--- What is asked ---
Count the lines in the items below that contain the string "DORMITORIO", with case counting. Give only the number.

--- Dataset content ---
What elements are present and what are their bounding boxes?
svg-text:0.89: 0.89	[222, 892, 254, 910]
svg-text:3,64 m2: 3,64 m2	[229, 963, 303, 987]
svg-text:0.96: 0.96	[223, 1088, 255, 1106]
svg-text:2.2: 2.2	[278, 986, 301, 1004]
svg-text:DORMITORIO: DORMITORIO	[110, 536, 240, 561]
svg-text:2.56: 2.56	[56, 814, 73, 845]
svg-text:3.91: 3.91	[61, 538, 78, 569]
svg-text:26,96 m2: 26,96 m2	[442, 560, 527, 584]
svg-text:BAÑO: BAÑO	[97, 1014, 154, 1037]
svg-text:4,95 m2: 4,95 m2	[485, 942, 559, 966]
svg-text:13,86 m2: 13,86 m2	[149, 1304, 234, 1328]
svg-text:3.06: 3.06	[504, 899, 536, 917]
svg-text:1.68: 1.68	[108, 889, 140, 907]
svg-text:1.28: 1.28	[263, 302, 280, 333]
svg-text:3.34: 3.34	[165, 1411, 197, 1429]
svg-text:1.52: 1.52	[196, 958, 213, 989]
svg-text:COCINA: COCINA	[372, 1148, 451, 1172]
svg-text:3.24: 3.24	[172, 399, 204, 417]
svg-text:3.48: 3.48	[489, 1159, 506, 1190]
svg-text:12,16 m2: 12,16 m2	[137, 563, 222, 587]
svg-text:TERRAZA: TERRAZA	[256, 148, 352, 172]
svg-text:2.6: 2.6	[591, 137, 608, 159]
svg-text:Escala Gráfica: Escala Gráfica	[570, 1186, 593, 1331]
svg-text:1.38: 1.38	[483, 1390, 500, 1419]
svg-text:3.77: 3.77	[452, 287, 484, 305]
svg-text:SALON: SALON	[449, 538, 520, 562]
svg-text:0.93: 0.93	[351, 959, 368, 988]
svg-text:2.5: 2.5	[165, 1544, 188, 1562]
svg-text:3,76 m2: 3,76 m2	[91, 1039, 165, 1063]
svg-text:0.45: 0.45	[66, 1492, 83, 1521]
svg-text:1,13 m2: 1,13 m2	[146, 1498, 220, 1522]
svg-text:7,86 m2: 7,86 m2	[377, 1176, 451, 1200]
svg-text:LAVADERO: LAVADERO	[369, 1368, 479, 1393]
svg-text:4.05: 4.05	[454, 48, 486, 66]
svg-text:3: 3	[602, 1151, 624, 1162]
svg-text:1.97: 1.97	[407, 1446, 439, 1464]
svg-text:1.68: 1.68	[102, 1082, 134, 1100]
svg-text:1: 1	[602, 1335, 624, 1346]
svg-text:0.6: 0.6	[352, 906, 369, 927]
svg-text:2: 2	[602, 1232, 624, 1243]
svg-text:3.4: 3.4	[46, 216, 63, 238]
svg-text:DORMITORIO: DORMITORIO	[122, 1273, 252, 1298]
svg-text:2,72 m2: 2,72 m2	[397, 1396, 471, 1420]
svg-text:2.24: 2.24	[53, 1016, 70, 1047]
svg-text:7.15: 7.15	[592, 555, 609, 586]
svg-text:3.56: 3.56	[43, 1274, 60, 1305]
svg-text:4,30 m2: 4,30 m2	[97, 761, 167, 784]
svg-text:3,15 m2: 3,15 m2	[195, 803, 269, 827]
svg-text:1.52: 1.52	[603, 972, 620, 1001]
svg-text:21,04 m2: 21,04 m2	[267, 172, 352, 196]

--- Full output ---
2